Stored dataset items:
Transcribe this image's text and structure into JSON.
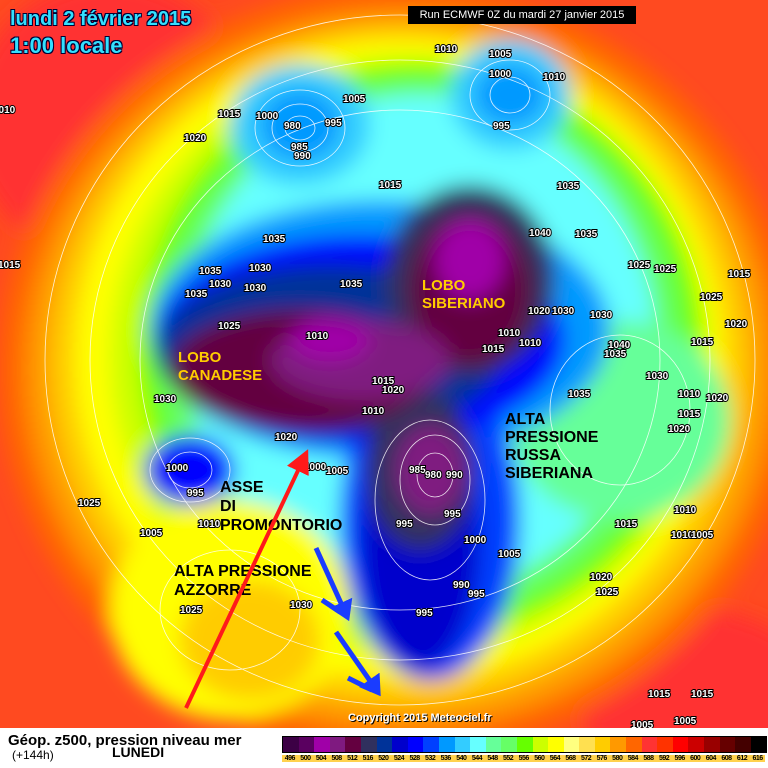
{
  "header": {
    "date": "lundi 2 février 2015",
    "time": "1:00 locale",
    "run": "Run ECMWF 0Z du mardi 27 janvier 2015"
  },
  "copyright": "Copyright 2015 Meteociel.fr",
  "footer": {
    "title": "Géop. z500, pression niveau mer",
    "lead": "(+144h)",
    "day": "LUNEDI"
  },
  "legend": {
    "values": [
      "496",
      "500",
      "504",
      "508",
      "512",
      "516",
      "520",
      "524",
      "528",
      "532",
      "536",
      "540",
      "544",
      "548",
      "552",
      "556",
      "560",
      "564",
      "568",
      "572",
      "576",
      "580",
      "584",
      "588",
      "592",
      "596",
      "600",
      "604",
      "608",
      "612",
      "616"
    ],
    "colors": [
      "#3c0045",
      "#5a0060",
      "#a000a8",
      "#7f1a80",
      "#640040",
      "#30305e",
      "#003399",
      "#0000cc",
      "#0000ff",
      "#0040ff",
      "#0099ff",
      "#33ccff",
      "#66ffff",
      "#66ff99",
      "#66ff66",
      "#66ff00",
      "#ccff00",
      "#ffff00",
      "#ffff80",
      "#ffe050",
      "#ffcc00",
      "#ff9900",
      "#ff6600",
      "#ff3333",
      "#ff3300",
      "#ff0000",
      "#cc0000",
      "#990000",
      "#660000",
      "#440000",
      "#000000"
    ]
  },
  "annotations": {
    "lobo_canadese": [
      "LOBO",
      "CANADESE"
    ],
    "lobo_siberiano": [
      "LOBO",
      "SIBERIANO"
    ],
    "alta_russa": [
      "ALTA",
      "PRESSIONE",
      "RUSSA",
      "SIBERIANA"
    ],
    "asse": [
      "ASSE",
      "DI",
      "PROMONTORIO"
    ],
    "alta_azzorre": [
      "ALTA PRESSIONE",
      "AZZORRE"
    ]
  },
  "isobar_labels": [
    "1010",
    "1005",
    "1000",
    "1010",
    "995",
    "1015",
    "1000",
    "980",
    "995",
    "1005",
    "985",
    "990",
    "1020",
    "1010",
    "1015",
    "1035",
    "1040",
    "1035",
    "1035",
    "1035",
    "1030",
    "1030",
    "1035",
    "1030",
    "1035",
    "1025",
    "1025",
    "1015",
    "1025",
    "1015",
    "1025",
    "1010",
    "1020",
    "1030",
    "1030",
    "1010",
    "1010",
    "1015",
    "1040",
    "1035",
    "1015",
    "1020",
    "1030",
    "1015",
    "1020",
    "1010",
    "1035",
    "1030",
    "1010",
    "1020",
    "1015",
    "1020",
    "1020",
    "1000",
    "995",
    "1000",
    "1005",
    "985",
    "980",
    "990",
    "1005",
    "1010",
    "995",
    "995",
    "1000",
    "1005",
    "1015",
    "1010",
    "1010",
    "1005",
    "1025",
    "1020",
    "1025",
    "990",
    "995",
    "995",
    "1030",
    "1025",
    "1015",
    "1015",
    "1005",
    "1005"
  ],
  "arrows": {
    "red": "#ff1a1a",
    "blue": "#1a3cff"
  }
}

Given request:
Print out every entry above without changing a word, and leave out the pictures.

Full output:
Transcribe this image's text and structure into JSON.
{
  "header": {
    "date": "lundi 2 février 2015",
    "time": "1:00 locale",
    "run": "Run ECMWF 0Z du mardi 27 janvier 2015"
  },
  "copyright": "Copyright 2015 Meteociel.fr",
  "footer": {
    "title": "Géop. z500, pression niveau mer",
    "lead": "(+144h)",
    "day": "LUNEDI"
  },
  "legend": {
    "values": [
      "496",
      "500",
      "504",
      "508",
      "512",
      "516",
      "520",
      "524",
      "528",
      "532",
      "536",
      "540",
      "544",
      "548",
      "552",
      "556",
      "560",
      "564",
      "568",
      "572",
      "576",
      "580",
      "584",
      "588",
      "592",
      "596",
      "600",
      "604",
      "608",
      "612",
      "616"
    ],
    "colors": [
      "#3c0045",
      "#5a0060",
      "#a000a8",
      "#7f1a80",
      "#640040",
      "#30305e",
      "#003399",
      "#0000cc",
      "#0000ff",
      "#0040ff",
      "#0099ff",
      "#33ccff",
      "#66ffff",
      "#66ff99",
      "#66ff66",
      "#66ff00",
      "#ccff00",
      "#ffff00",
      "#ffff80",
      "#ffe050",
      "#ffcc00",
      "#ff9900",
      "#ff6600",
      "#ff3333",
      "#ff3300",
      "#ff0000",
      "#cc0000",
      "#990000",
      "#660000",
      "#440000",
      "#000000"
    ]
  },
  "annotations": {
    "lobo_canadese": [
      "LOBO",
      "CANADESE"
    ],
    "lobo_siberiano": [
      "LOBO",
      "SIBERIANO"
    ],
    "alta_russa": [
      "ALTA",
      "PRESSIONE",
      "RUSSA",
      "SIBERIANA"
    ],
    "asse": [
      "ASSE",
      "DI",
      "PROMONTORIO"
    ],
    "alta_azzorre": [
      "ALTA PRESSIONE",
      "AZZORRE"
    ]
  },
  "isobar_labels": [
    "1010",
    "1005",
    "1000",
    "1010",
    "995",
    "1015",
    "1000",
    "980",
    "995",
    "1005",
    "985",
    "990",
    "1020",
    "1010",
    "1015",
    "1035",
    "1040",
    "1035",
    "1035",
    "1035",
    "1030",
    "1030",
    "1035",
    "1030",
    "1035",
    "1025",
    "1025",
    "1015",
    "1025",
    "1015",
    "1025",
    "1010",
    "1020",
    "1030",
    "1030",
    "1010",
    "1010",
    "1015",
    "1040",
    "1035",
    "1015",
    "1020",
    "1030",
    "1015",
    "1020",
    "1010",
    "1035",
    "1030",
    "1010",
    "1020",
    "1015",
    "1020",
    "1020",
    "1000",
    "995",
    "1000",
    "1005",
    "985",
    "980",
    "990",
    "1005",
    "1010",
    "995",
    "995",
    "1000",
    "1005",
    "1015",
    "1010",
    "1010",
    "1005",
    "1025",
    "1020",
    "1025",
    "990",
    "995",
    "995",
    "1030",
    "1025",
    "1015",
    "1015",
    "1005",
    "1005"
  ],
  "arrows": {
    "red": "#ff1a1a",
    "blue": "#1a3cff"
  }
}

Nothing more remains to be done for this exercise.